>> BEGIN Exercise data
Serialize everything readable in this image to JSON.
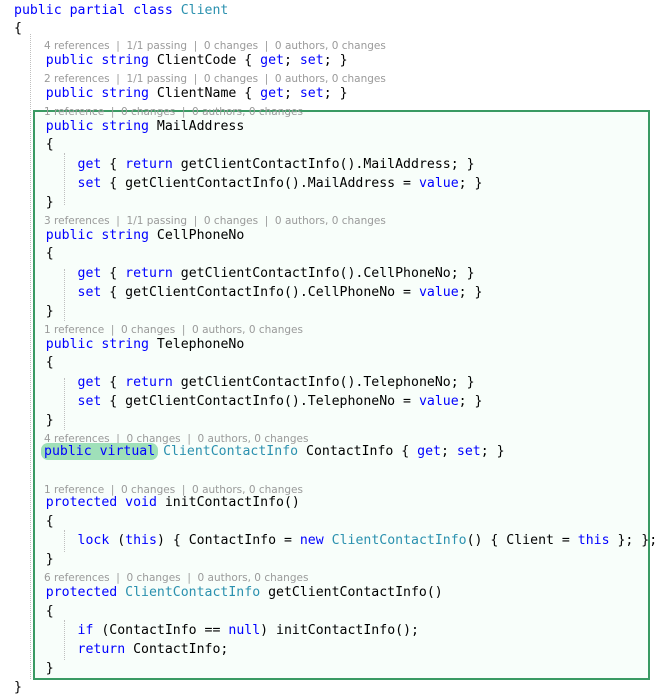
{
  "editor": {
    "app": "visual-studio-code-editor",
    "language": "csharp",
    "theme_background": "#ffffff",
    "accent_box_color": "#3a9a63",
    "inline_highlight_color": "#9fe0b9",
    "keyword_color": "#0000ff",
    "type_color": "#2b91af",
    "codelens_color": "#9a9a9a"
  },
  "codelens": {
    "client_code": "4 references  |  1/1 passing  |  0 changes  |  0 authors, 0 changes",
    "client_name": "2 references  |  1/1 passing  |  0 changes  |  0 authors, 0 changes",
    "mail_address": "1 reference  |  0 changes  |  0 authors, 0 changes",
    "cell_phone_no": "3 references  |  1/1 passing  |  0 changes  |  0 authors, 0 changes",
    "telephone_no": "1 reference  |  0 changes  |  0 authors, 0 changes",
    "contact_info": "4 references  |  0 changes  |  0 authors, 0 changes",
    "init_contact_info": "1 reference  |  0 changes  |  0 authors, 0 changes",
    "get_client_contact_info": "6 references  |  0 changes  |  0 authors, 0 changes"
  },
  "code": {
    "l01_a": "public partial class ",
    "l01_b": "Client",
    "l02": "{",
    "l04_a": "    public string ",
    "l04_b": "ClientCode { ",
    "l04_c": "get",
    "l04_d": "; ",
    "l04_e": "set",
    "l04_f": "; }",
    "l06_b": "ClientName { ",
    "l08_b": "MailAddress",
    "l09": "    {",
    "l10_a": "        get",
    "l10_b": " { ",
    "l10_c": "return",
    "l10_d": " getClientContactInfo().MailAddress; }",
    "l11_a": "        set",
    "l11_b": " { getClientContactInfo().MailAddress = ",
    "l11_c": "value",
    "l11_d": "; }",
    "l12": "    }",
    "l14_b": "CellPhoneNo",
    "l16_d": " getClientContactInfo().CellPhoneNo; }",
    "l17_b": " { getClientContactInfo().CellPhoneNo = ",
    "l20_b": "TelephoneNo",
    "l22_d": " getClientContactInfo().TelephoneNo; }",
    "l23_b": " { getClientContactInfo().TelephoneNo = ",
    "l26_hl": "public virtual",
    "l26_type": " ClientContactInfo ",
    "l26_rest": "ContactInfo { ",
    "l29_a": "    protected void ",
    "l29_b": "initContactInfo()",
    "l31_a": "        lock",
    "l31_b": " (",
    "l31_c": "this",
    "l31_d": ") { ContactInfo = ",
    "l31_e": "new",
    "l31_f": " ClientContactInfo",
    "l31_g": "() { Client = ",
    "l31_h": "this",
    "l31_i": " }; };",
    "l34_a": "    protected ",
    "l34_b": "ClientContactInfo",
    "l34_c": " getClientContactInfo()",
    "l36_a": "        if",
    "l36_b": " (ContactInfo == ",
    "l36_c": "null",
    "l36_d": ") initContactInfo();",
    "l37_a": "        return",
    "l37_b": " ContactInfo;",
    "l39": "}"
  }
}
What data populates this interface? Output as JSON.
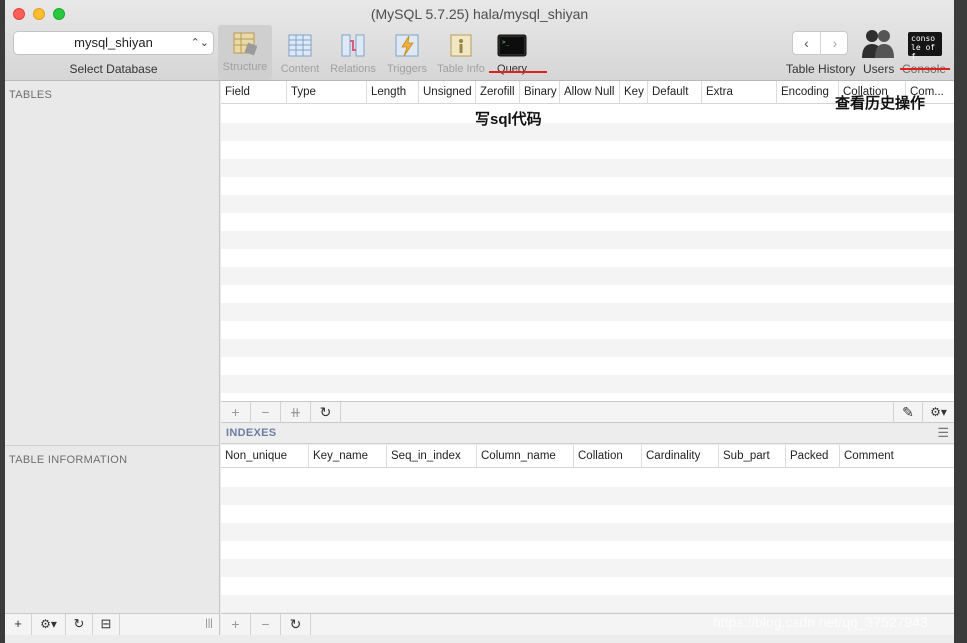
{
  "window": {
    "title": "(MySQL 5.7.25) hala/mysql_shiyan"
  },
  "database": {
    "selected": "mysql_shiyan",
    "caption": "Select Database"
  },
  "toolbar": {
    "tabs": [
      {
        "label": "Structure",
        "icon": "structure-icon"
      },
      {
        "label": "Content",
        "icon": "content-icon"
      },
      {
        "label": "Relations",
        "icon": "relations-icon"
      },
      {
        "label": "Triggers",
        "icon": "triggers-icon"
      },
      {
        "label": "Table Info",
        "icon": "table-info-icon"
      },
      {
        "label": "Query",
        "icon": "query-terminal-icon"
      }
    ],
    "table_history_label": "Table History",
    "users_label": "Users",
    "console_label": "Console",
    "console_icon_text": "conso le off"
  },
  "annotations": {
    "query_note": "写sql代码",
    "console_note": "查看历史操作"
  },
  "sidebar": {
    "tables_heading": "TABLES",
    "table_info_heading": "TABLE INFORMATION"
  },
  "structure": {
    "columns": [
      "Field",
      "Type",
      "Length",
      "Unsigned",
      "Zerofill",
      "Binary",
      "Allow Null",
      "Key",
      "Default",
      "Extra",
      "Encoding",
      "Collation",
      "Com..."
    ]
  },
  "indexes": {
    "heading": "INDEXES",
    "columns": [
      "Non_unique",
      "Key_name",
      "Seq_in_index",
      "Column_name",
      "Collation",
      "Cardinality",
      "Sub_part",
      "Packed",
      "Comment"
    ]
  },
  "buttons": {
    "add": "+",
    "remove": "−",
    "duplicate": "⧺",
    "refresh": "↻",
    "edit": "✎",
    "gear": "⚙▾",
    "menu": "☰",
    "split": "|||",
    "filter": "⊟"
  },
  "watermark": "https://blog.csdn.net/qq_37527943",
  "colors": {
    "accent_red": "#e4201f",
    "indexes_heading": "#6a7fa0"
  }
}
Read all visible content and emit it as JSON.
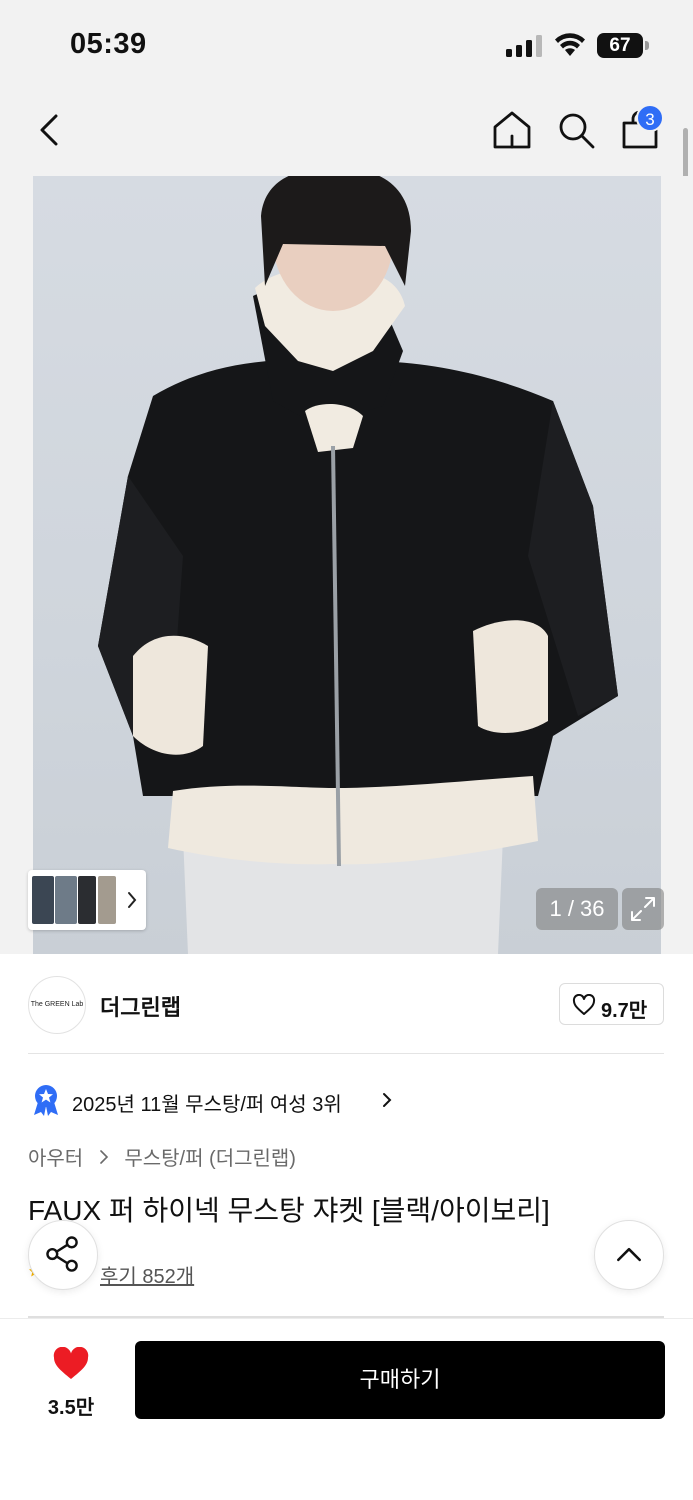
{
  "status_bar": {
    "time": "05:39",
    "battery": "67"
  },
  "nav": {
    "cart_badge": "3"
  },
  "gallery": {
    "page_counter": "1 / 36"
  },
  "brand": {
    "logo_text": "The GREEN Lab",
    "name": "더그린랩",
    "like_count": "9.7만"
  },
  "ranking": {
    "text": "2025년 11월 무스탕/퍼 여성 3위"
  },
  "breadcrumb": {
    "level1": "아우터",
    "level2": "무스탕/퍼 (더그린랩)"
  },
  "product": {
    "title": "FAUX 퍼 하이넥 무스탕 쟈켓 [블랙/아이보리]",
    "review_label": "후기 852개"
  },
  "bottom_bar": {
    "like_count": "3.5만",
    "buy_label": "구매하기"
  },
  "colors": {
    "accent_blue": "#2f6df6",
    "heart_red": "#ec1c24",
    "buy_button": "#000000"
  }
}
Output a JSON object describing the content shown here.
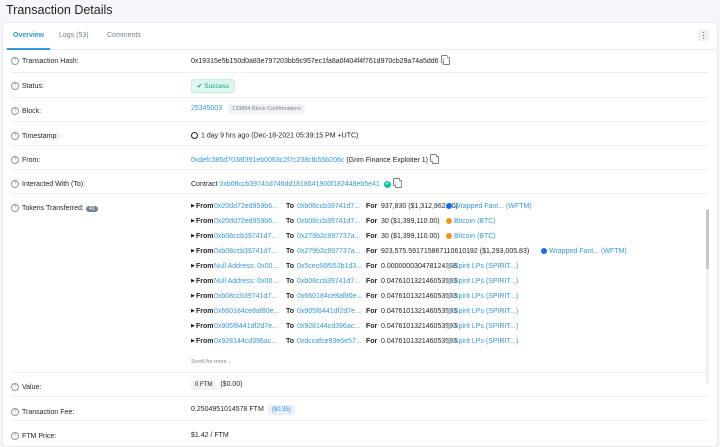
{
  "page_title": "Transaction Details",
  "tabs": [
    {
      "label": "Overview"
    },
    {
      "label": "Logs (53)"
    },
    {
      "label": "Comments"
    }
  ],
  "kebab": "⋮",
  "rows": {
    "tx_hash": {
      "label": "Transaction Hash:",
      "value": "0x19315e5b150d0a83e797203bb9c957ec1fa8a6f404f4f761d970cb29a74a5dd6"
    },
    "status": {
      "label": "Status:",
      "value": "Success"
    },
    "block": {
      "label": "Block:",
      "value": "25345003",
      "confirmations": "133854 Block Confirmations"
    },
    "timestamp": {
      "label": "Timestamp:",
      "value": "1 day 9 hrs ago (Dec-18-2021 05:39:15 PM +UTC)"
    },
    "from": {
      "label": "From:",
      "address": "0xdefc385d7038f391eb0063c2f7c238cfb55b206c",
      "name": "(Grim Finance Exploiter 1)"
    },
    "interacted": {
      "label": "Interacted With (To):",
      "prefix": "Contract",
      "address": "0xb08ccb39741d746dd1818641900f182448eb5e41"
    },
    "tokens": {
      "label": "Tokens Transferred:",
      "count": "41"
    },
    "value": {
      "label": "Value:",
      "badge": "0 FTM",
      "usd": "($0.00)"
    },
    "fee": {
      "label": "Transaction Fee:",
      "value": "0.2504951014578 FTM",
      "usd": "($0.35)"
    },
    "price": {
      "label": "FTM Price:",
      "value": "$1.42 / FTM"
    }
  },
  "token_transfers": [
    {
      "from": "0x20dd72ed959b6...",
      "to": "0xb08ccb39741d7...",
      "amount": "937,830 ($1,312,962.00)",
      "token": "Wrapped Fant... (WFTM)",
      "icon": "wftm",
      "color": "#1969ff"
    },
    {
      "from": "0x20dd72ed959b6...",
      "to": "0xb08ccb39741d7...",
      "amount": "30 ($1,399,110.00)",
      "token": "Bitcoin (BTC)",
      "icon": "btc",
      "color": "#f7931a"
    },
    {
      "from": "0xb08ccb39741d7...",
      "to": "0x279b2c897737a...",
      "amount": "30 ($1,399,110.00)",
      "token": "Bitcoin (BTC)",
      "icon": "btc",
      "color": "#f7931a"
    },
    {
      "from": "0xb08ccb39741d7...",
      "to": "0x279b2c897737a...",
      "amount": "923,575.591715867110610192 ($1,293,005.83)",
      "token": "Wrapped Fant... (WFTM)",
      "icon": "wftm",
      "color": "#1969ff"
    },
    {
      "from": "Null Address: 0x00...",
      "to": "0x5cec66f552b1d3...",
      "amount": "0.000000030478124368",
      "token": "Spirit LPs (SPIRIT...)",
      "icon": "spirit",
      "color": "#b8bcc4"
    },
    {
      "from": "Null Address: 0x00...",
      "to": "0xb08ccb39741d7...",
      "amount": "0.047610132146053993",
      "token": "Spirit LPs (SPIRIT...)",
      "icon": "spirit",
      "color": "#b8bcc4"
    },
    {
      "from": "0xb08ccb39741d7...",
      "to": "0x660184ce8af80e...",
      "amount": "0.047610132146053993",
      "token": "Spirit LPs (SPIRIT...)",
      "icon": "spirit",
      "color": "#b8bcc4"
    },
    {
      "from": "0x660184ce8af80e...",
      "to": "0x905f8441df2d7e...",
      "amount": "0.047610132146053993",
      "token": "Spirit LPs (SPIRIT...)",
      "icon": "spirit",
      "color": "#b8bcc4"
    },
    {
      "from": "0x905f8441df2d7e...",
      "to": "0x928144cd396ac...",
      "amount": "0.047610132146053993",
      "token": "Spirit LPs (SPIRIT...)",
      "icon": "spirit",
      "color": "#b8bcc4"
    },
    {
      "from": "0x928144cd396ac...",
      "to": "0xdccafce93e6e57...",
      "amount": "0.047610132146053993",
      "token": "Spirit LPs (SPIRIT...)",
      "icon": "spirit",
      "color": "#b8bcc4"
    }
  ],
  "token_labels": {
    "from": "From",
    "to": "To",
    "for": "For",
    "arrow": "▶"
  },
  "scroll_hint": "Scroll for more ↓",
  "colors": {
    "link": "#3498db",
    "success": "#00a186"
  }
}
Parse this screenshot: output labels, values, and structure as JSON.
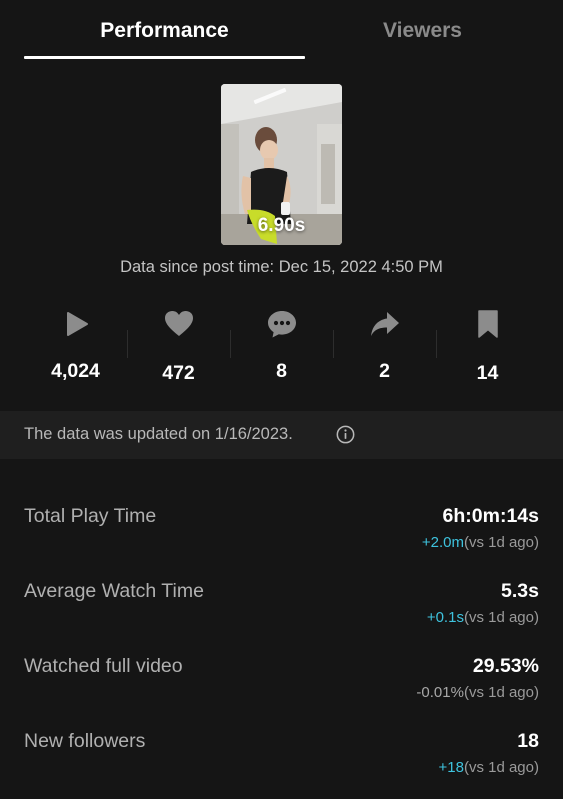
{
  "tabs": {
    "performance": "Performance",
    "viewers": "Viewers"
  },
  "video": {
    "duration": "6.90s"
  },
  "data_since": "Data since post time: Dec 15, 2022 4:50 PM",
  "stats": {
    "plays": {
      "icon": "play-icon",
      "value": "4,024"
    },
    "likes": {
      "icon": "heart-icon",
      "value": "472"
    },
    "comments": {
      "icon": "comment-icon",
      "value": "8"
    },
    "shares": {
      "icon": "share-icon",
      "value": "2"
    },
    "saves": {
      "icon": "bookmark-icon",
      "value": "14"
    }
  },
  "update_notice": "The data was updated on 1/16/2023.",
  "metrics": {
    "total_play_time": {
      "label": "Total Play Time",
      "value": "6h:0m:14s",
      "delta": "+2.0m",
      "vs": "(vs 1d ago)"
    },
    "average_watch_time": {
      "label": "Average Watch Time",
      "value": "5.3s",
      "delta": "+0.1s",
      "vs": "(vs 1d ago)"
    },
    "watched_full_video": {
      "label": "Watched full video",
      "value": "29.53%",
      "delta": "-0.01%",
      "vs": "(vs 1d ago)"
    },
    "new_followers": {
      "label": "New followers",
      "value": "18",
      "delta": "+18",
      "vs": "(vs 1d ago)"
    }
  },
  "colors": {
    "background": "#151515",
    "positive_delta": "#3ec3de",
    "neutral_delta": "#a8a8a8"
  }
}
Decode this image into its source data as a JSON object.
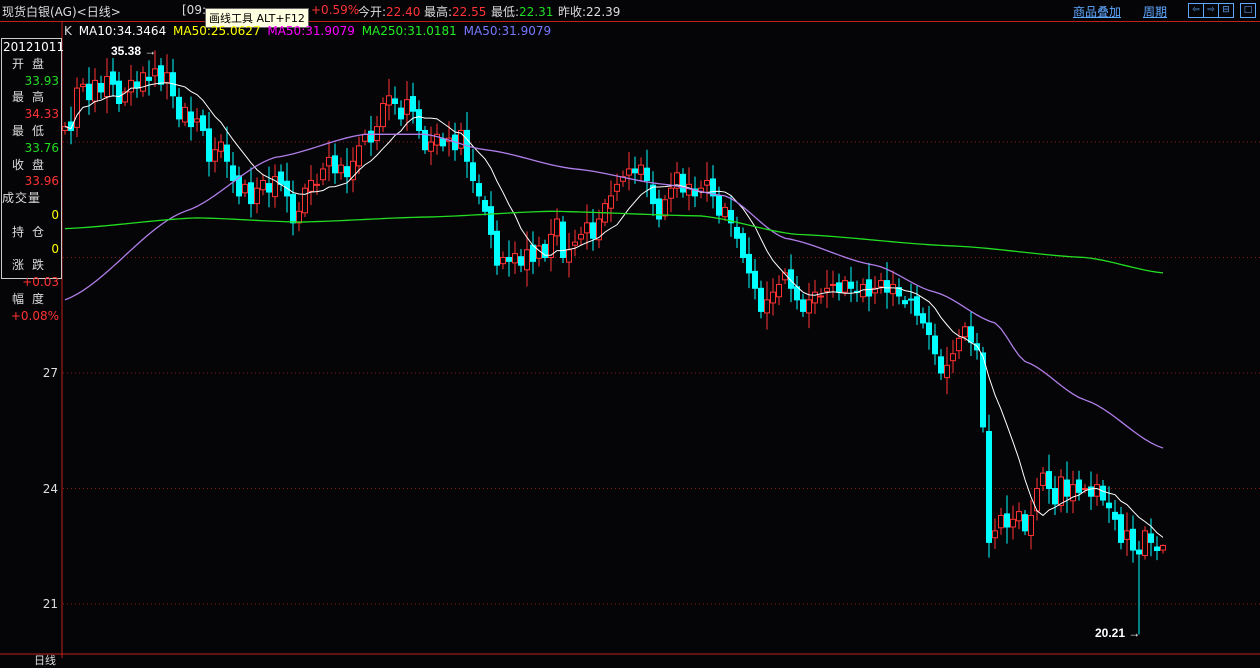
>> END Exercise data
What is required: Extract from the material all lines containing the string "this".

Task response:
Serialize everything readable in this image to JSON.
    "l31_c": "this",
    "l31_h": "this",
What data populates this interface? Output as JSON.
Parse this screenshot: output labels, values, and structure as JSON.
Decode this image into its source data as a JSON object.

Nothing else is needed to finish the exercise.